··· Task inputs ···

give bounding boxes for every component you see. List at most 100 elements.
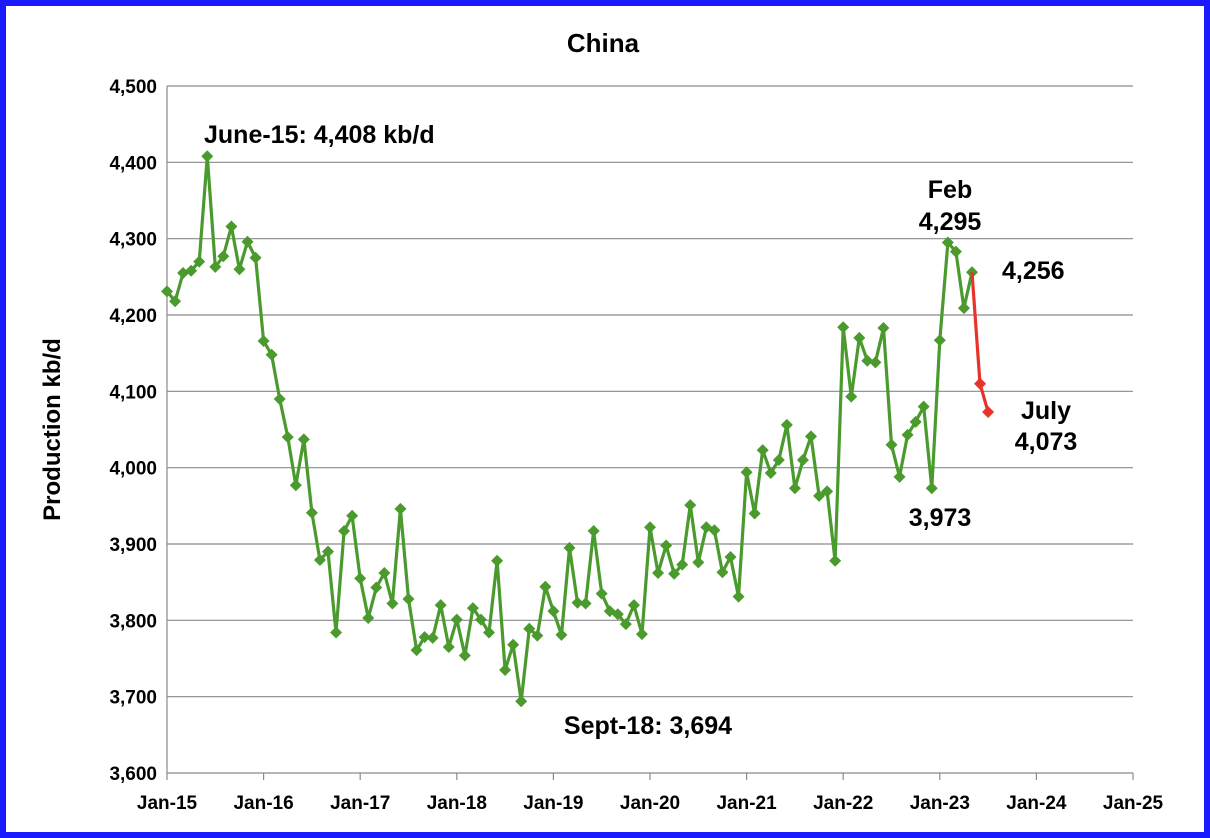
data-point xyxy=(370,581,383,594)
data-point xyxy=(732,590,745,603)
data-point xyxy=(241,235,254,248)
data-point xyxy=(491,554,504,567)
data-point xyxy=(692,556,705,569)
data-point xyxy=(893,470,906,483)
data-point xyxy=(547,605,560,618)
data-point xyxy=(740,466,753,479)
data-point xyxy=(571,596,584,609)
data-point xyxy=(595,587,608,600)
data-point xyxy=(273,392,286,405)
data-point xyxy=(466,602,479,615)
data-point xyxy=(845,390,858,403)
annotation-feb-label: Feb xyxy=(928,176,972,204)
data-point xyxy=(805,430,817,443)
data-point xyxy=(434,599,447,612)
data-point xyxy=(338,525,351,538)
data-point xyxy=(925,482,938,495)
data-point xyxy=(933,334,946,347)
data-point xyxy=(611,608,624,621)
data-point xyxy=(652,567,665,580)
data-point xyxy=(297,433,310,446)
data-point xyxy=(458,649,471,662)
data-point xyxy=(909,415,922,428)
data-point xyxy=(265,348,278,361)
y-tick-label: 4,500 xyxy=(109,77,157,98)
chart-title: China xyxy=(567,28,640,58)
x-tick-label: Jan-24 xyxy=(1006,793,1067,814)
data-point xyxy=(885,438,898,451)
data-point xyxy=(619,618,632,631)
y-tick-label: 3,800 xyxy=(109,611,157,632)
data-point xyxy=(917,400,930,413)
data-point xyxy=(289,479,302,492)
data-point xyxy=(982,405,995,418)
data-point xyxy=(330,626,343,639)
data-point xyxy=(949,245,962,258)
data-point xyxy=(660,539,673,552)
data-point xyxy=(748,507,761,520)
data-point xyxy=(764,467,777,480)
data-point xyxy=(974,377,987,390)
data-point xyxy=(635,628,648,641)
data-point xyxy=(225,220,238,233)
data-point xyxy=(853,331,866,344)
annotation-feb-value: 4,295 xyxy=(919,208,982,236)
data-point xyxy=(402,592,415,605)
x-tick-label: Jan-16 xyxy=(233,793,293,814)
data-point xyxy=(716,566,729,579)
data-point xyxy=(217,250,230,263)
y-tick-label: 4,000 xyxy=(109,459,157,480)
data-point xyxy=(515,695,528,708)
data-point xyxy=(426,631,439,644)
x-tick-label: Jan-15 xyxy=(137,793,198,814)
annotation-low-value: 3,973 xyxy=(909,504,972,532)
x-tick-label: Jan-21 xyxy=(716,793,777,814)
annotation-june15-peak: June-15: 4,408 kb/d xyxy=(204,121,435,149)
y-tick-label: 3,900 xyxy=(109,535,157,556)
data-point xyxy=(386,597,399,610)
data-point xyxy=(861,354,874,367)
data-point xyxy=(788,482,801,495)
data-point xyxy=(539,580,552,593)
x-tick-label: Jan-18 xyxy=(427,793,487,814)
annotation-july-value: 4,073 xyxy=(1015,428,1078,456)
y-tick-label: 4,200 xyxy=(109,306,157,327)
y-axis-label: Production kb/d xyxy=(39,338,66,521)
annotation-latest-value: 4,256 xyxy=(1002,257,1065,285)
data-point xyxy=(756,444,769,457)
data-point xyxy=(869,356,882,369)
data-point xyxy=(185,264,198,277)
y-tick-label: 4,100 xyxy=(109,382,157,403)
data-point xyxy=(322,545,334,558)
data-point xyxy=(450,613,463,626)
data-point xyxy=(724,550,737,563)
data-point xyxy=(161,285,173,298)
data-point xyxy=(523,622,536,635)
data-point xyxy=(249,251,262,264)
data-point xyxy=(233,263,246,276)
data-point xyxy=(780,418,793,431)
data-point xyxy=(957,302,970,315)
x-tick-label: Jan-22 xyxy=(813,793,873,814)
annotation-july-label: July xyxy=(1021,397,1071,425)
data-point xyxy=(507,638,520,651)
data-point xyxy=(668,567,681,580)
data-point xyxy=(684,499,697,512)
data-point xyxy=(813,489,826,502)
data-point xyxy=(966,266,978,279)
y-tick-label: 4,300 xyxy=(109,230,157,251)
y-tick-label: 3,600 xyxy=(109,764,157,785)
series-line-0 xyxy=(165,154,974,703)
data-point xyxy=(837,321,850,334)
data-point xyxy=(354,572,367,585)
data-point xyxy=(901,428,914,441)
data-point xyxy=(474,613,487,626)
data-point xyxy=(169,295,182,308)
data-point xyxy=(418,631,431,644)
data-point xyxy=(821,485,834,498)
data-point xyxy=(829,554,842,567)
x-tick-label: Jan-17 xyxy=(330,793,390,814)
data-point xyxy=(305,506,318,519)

···
··· Task inputs ···

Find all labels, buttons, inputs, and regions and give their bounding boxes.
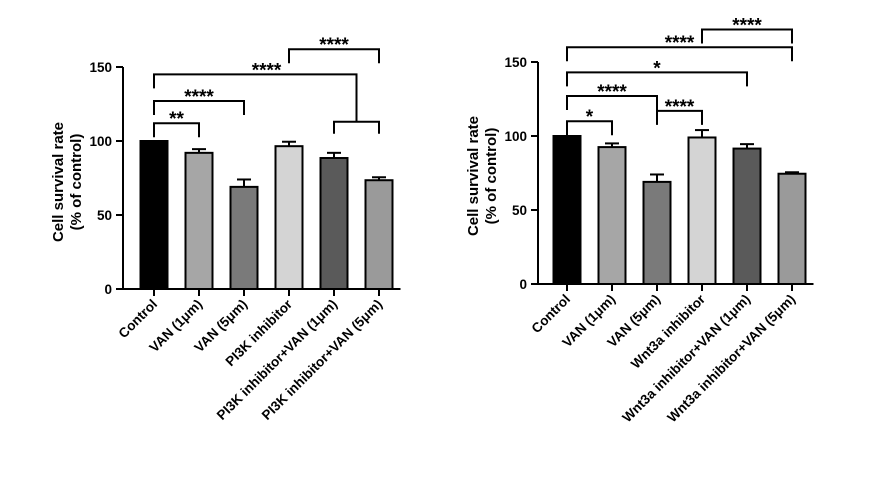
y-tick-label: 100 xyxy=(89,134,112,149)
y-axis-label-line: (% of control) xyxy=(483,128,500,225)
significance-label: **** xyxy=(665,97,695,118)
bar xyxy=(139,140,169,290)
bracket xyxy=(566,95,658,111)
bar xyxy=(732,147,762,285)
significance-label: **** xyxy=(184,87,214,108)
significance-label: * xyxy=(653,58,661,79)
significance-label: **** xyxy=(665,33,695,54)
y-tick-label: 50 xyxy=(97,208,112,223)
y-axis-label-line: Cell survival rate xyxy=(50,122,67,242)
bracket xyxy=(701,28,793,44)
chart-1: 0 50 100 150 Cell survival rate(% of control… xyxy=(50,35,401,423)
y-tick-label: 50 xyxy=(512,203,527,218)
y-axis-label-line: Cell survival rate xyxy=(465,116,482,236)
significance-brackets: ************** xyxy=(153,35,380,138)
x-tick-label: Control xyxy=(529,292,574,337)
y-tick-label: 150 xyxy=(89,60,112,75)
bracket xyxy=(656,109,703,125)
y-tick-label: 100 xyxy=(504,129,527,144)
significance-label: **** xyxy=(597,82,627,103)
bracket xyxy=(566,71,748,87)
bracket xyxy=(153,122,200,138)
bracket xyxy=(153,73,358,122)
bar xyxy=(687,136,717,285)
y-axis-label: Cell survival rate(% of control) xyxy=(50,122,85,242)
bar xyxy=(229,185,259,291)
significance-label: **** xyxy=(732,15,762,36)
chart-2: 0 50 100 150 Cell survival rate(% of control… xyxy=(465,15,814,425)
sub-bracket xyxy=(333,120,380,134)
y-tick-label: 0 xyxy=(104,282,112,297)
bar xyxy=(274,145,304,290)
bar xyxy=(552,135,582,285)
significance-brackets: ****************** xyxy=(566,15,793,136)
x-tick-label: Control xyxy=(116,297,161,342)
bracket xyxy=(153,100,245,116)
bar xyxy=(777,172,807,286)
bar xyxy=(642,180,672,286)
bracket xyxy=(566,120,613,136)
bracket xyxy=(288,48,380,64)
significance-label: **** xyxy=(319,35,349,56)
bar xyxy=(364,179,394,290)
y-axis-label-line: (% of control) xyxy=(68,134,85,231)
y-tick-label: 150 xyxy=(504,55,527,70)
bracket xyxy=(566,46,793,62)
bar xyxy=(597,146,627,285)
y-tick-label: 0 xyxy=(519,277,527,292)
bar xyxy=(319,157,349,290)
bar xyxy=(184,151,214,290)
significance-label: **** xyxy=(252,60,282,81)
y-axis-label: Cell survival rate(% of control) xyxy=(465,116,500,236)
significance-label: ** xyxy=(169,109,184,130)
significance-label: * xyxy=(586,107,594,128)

···

[What needs to be done]
Retype the listing lines from the one containing "data-point xyxy=(370,581,383,594)" through the one containing "data-point xyxy=(805,430,817,443)", both ends included, with no changes.

[Output of the task]
data-point xyxy=(370,581,383,594)
data-point xyxy=(732,590,745,603)
data-point xyxy=(241,235,254,248)
data-point xyxy=(491,554,504,567)
data-point xyxy=(692,556,705,569)
data-point xyxy=(893,470,906,483)
data-point xyxy=(547,605,560,618)
data-point xyxy=(740,466,753,479)
data-point xyxy=(571,596,584,609)
data-point xyxy=(595,587,608,600)
data-point xyxy=(273,392,286,405)
data-point xyxy=(466,602,479,615)
data-point xyxy=(845,390,858,403)
annotation-feb-label: Feb xyxy=(928,176,972,204)
data-point xyxy=(805,430,817,443)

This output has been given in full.